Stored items

+===+

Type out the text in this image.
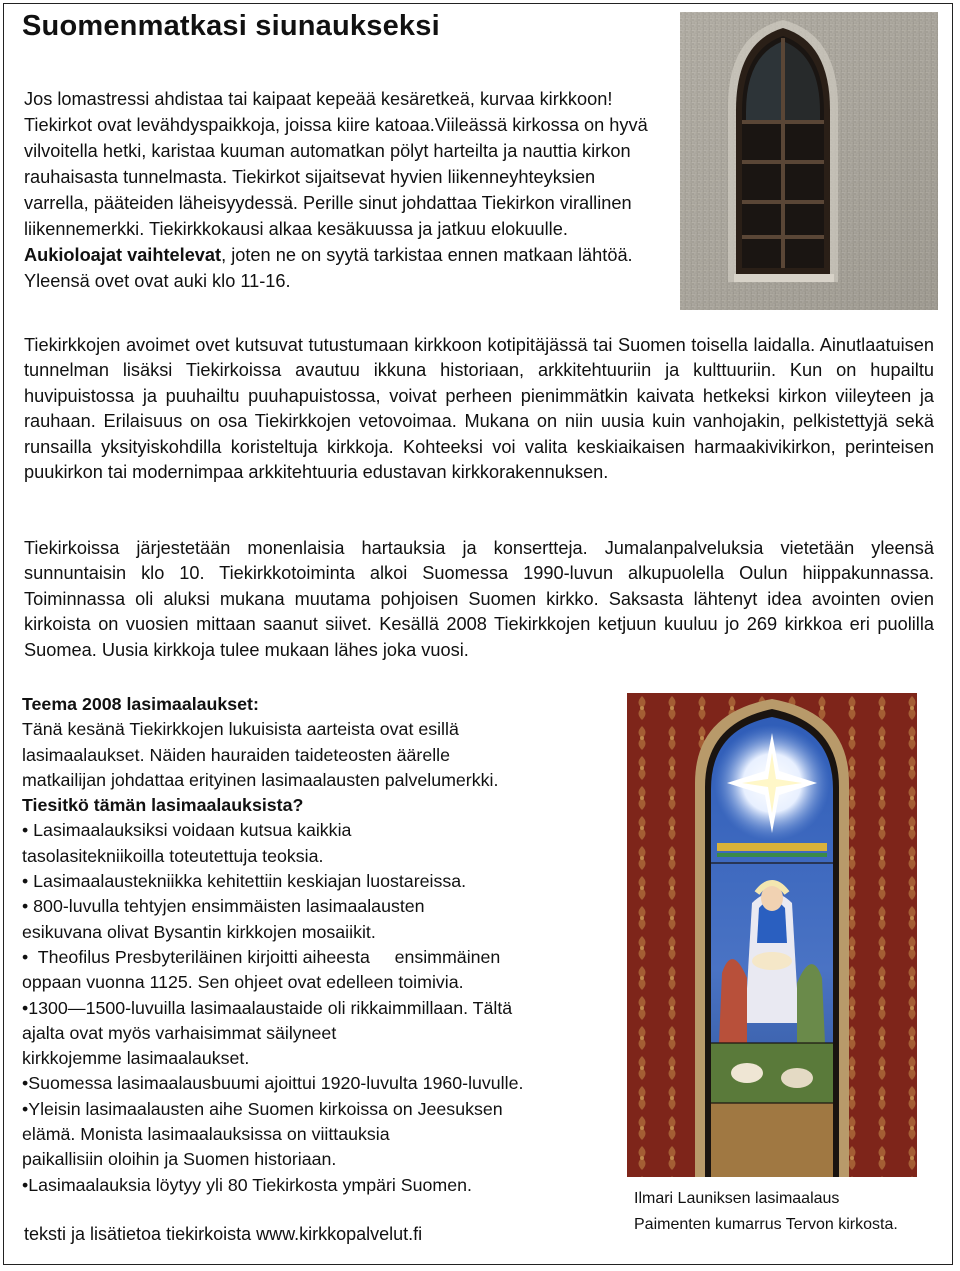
Suomenmatkasi siunaukseksi

Jos lomastressi ahdistaa tai kaipaat kepeää kesäretkeä, kurvaa kirkkoon! Tiekirkot ovat levähdyspaikkoja, joissa kiire katoaa.Viileässä kirkossa on hyvä vilvoitella hetki, karistaa kuuman automatkan pölyt harteilta ja nauttia kirkon rauhaisasta tunnelmasta. Tiekirkot sijaitsevat hyvien liikenneyhteyksien varrella, pääteiden läheisyydessä. Perille sinut johdattaa Tiekirkon virallinen liikennemerkki. Tiekirkkokausi alkaa kesäkuussa ja jatkuu elokuulle. Aukioloajat vaihtelevat, joten ne on syytä tarkistaa ennen matkaan lähtöä. Yleensä ovet ovat auki klo 11-16.

Tiekirkkojen avoimet ovet kutsuvat tutustumaan kirkkoon kotipitäjässä tai Suomen toisella laidalla. Ainutlaatuisen tunnelman lisäksi Tiekirkoissa avautuu ikkuna historiaan, arkkitehtuuriin ja kulttuuriin. Kun on hupailtu huvipuistossa ja puuhailtu puuhapuistossa, voivat perheen pienimmätkin kaivata hetkeksi kirkon viileyteen ja rauhaan. Erilaisuus on osa Tiekirkkojen vetovoimaa. Mukana on niin uusia kuin vanhojakin, pelkistettyjä sekä runsailla yksityiskohdilla koristeltuja kirkkoja. Kohteeksi voi valita keskiaikaisen harmaakivikirkon, perinteisen puukirkon tai modernimpaa arkkitehtuuria edustavan kirkkorakennuksen.

Tiekirkoissa järjestetään monenlaisia hartauksia ja konsertteja. Jumalanpalveluksia vietetään yleensä sunnuntaisin klo 10. Tiekirkkotoiminta alkoi Suomessa 1990-luvun alkupuolella Oulun hiippakunnassa. Toiminnassa oli aluksi mukana muutama pohjoisen Suomen kirkko. Saksasta lähtenyt idea avointen ovien kirkoista on vuosien mittaan saanut siivet. Kesällä 2008 Tiekirkkojen ketjuun kuuluu jo 269 kirkkoa eri puolilla Suomea. Uusia kirkkoja tulee mukaan lähes joka vuosi.

Teema 2008 lasimaalaukset:
Tänä kesänä Tiekirkkojen lukuisista aarteista ovat esillä
lasimaalaukset. Näiden hauraiden taideteosten äärelle
matkailijan johdattaa erityinen lasimaalausten palvelumerkki.
Tiesitkö tämän lasimaalauksista?
• Lasimaalauksiksi voidaan kutsua kaikkia
tasolasitekniikoilla toteutettuja teoksia.
• Lasimaalaustekniikka kehitettiin keskiajan luostareissa.
• 800-luvulla tehtyjen ensimmäisten lasimaalausten
esikuvana olivat Bysantin kirkkojen mosaiikit.
•  Theofilus Presbyteriläinen kirjoitti aiheesta     ensimmäinen
oppaan vuonna 1125. Sen ohjeet ovat edelleen toimivia.
•1300—1500-luvuilla lasimaalaustaide oli rikkaimmillaan. Tältä
ajalta ovat myös varhaisimmat säilyneet
kirkkojemme lasimaalaukset.
•Suomessa lasimaalausbuumi ajoittui 1920-luvulta 1960-luvulle.
•Yleisin lasimaalausten aihe Suomen kirkoissa on Jeesuksen
elämä. Monista lasimaalauksissa on viittauksia
paikallisiin oloihin ja Suomen historiaan.
•Lasimaalauksia löytyy yli 80 Tiekirkosta ympäri Suomen.
Ilmari Launiksen lasimaalaus
Paimenten kumarrus Tervon kirkosta.

teksti ja lisätietoa tiekirkoista www.kirkkopalvelut.fi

+===+

◆ THE TASK: Skip every picture and transcribe the data above exactly.

◆ ANSWER TO THIS TASK:
Type out the text in this image.
Suomenmatkasi siunaukseksi

Jos lomastressi ahdistaa tai kaipaat kepeää kesäretkeä, kurvaa kirkkoon! Tiekirkot ovat levähdyspaikkoja, joissa kiire katoaa.Viileässä kirkossa on hyvä vilvoitella hetki, karistaa kuuman automatkan pölyt harteilta ja nauttia kirkon rauhaisasta tunnelmasta. Tiekirkot sijaitsevat hyvien liikenneyhteyksien varrella, pääteiden läheisyydessä. Perille sinut johdattaa Tiekirkon virallinen liikennemerkki. Tiekirkkokausi alkaa kesäkuussa ja jatkuu elokuulle. Aukioloajat vaihtelevat, joten ne on syytä tarkistaa ennen matkaan lähtöä. Yleensä ovet ovat auki klo 11-16.

Tiekirkkojen avoimet ovet kutsuvat tutustumaan kirkkoon kotipitäjässä tai Suomen toisella laidalla. Ainutlaatuisen tunnelman lisäksi Tiekirkoissa avautuu ikkuna historiaan, arkkitehtuuriin ja kulttuuriin. Kun on hupailtu huvipuistossa ja puuhailtu puuhapuistossa, voivat perheen pienimmätkin kaivata hetkeksi kirkon viileyteen ja rauhaan. Erilaisuus on osa Tiekirkkojen vetovoimaa. Mukana on niin uusia kuin vanhojakin, pelkistettyjä sekä runsailla yksityiskohdilla koristeltuja kirkkoja. Kohteeksi voi valita keskiaikaisen harmaakivikirkon, perinteisen puukirkon tai modernimpaa arkkitehtuuria edustavan kirkkorakennuksen.

Tiekirkoissa järjestetään monenlaisia hartauksia ja konsertteja. Jumalanpalveluksia vietetään yleensä sunnuntaisin klo 10. Tiekirkkotoiminta alkoi Suomessa 1990-luvun alkupuolella Oulun hiippakunnassa. Toiminnassa oli aluksi mukana muutama pohjoisen Suomen kirkko. Saksasta lähtenyt idea avointen ovien kirkoista on vuosien mittaan saanut siivet. Kesällä 2008 Tiekirkkojen ketjuun kuuluu jo 269 kirkkoa eri puolilla Suomea. Uusia kirkkoja tulee mukaan lähes joka vuosi.

Teema 2008 lasimaalaukset:
Tänä kesänä Tiekirkkojen lukuisista aarteista ovat esillä
lasimaalaukset. Näiden hauraiden taideteosten äärelle
matkailijan johdattaa erityinen lasimaalausten palvelumerkki.
Tiesitkö tämän lasimaalauksista?
• Lasimaalauksiksi voidaan kutsua kaikkia
tasolasitekniikoilla toteutettuja teoksia.
• Lasimaalaustekniikka kehitettiin keskiajan luostareissa.
• 800-luvulla tehtyjen ensimmäisten lasimaalausten
esikuvana olivat Bysantin kirkkojen mosaiikit.
•  Theofilus Presbyteriläinen kirjoitti aiheesta     ensimmäinen
oppaan vuonna 1125. Sen ohjeet ovat edelleen toimivia.
•1300—1500-luvuilla lasimaalaustaide oli rikkaimmillaan. Tältä
ajalta ovat myös varhaisimmat säilyneet
kirkkojemme lasimaalaukset.
•Suomessa lasimaalausbuumi ajoittui 1920-luvulta 1960-luvulle.
•Yleisin lasimaalausten aihe Suomen kirkoissa on Jeesuksen
elämä. Monista lasimaalauksissa on viittauksia
paikallisiin oloihin ja Suomen historiaan.
•Lasimaalauksia löytyy yli 80 Tiekirkosta ympäri Suomen.
Ilmari Launiksen lasimaalaus
Paimenten kumarrus Tervon kirkosta.

teksti ja lisätietoa tiekirkoista www.kirkkopalvelut.fi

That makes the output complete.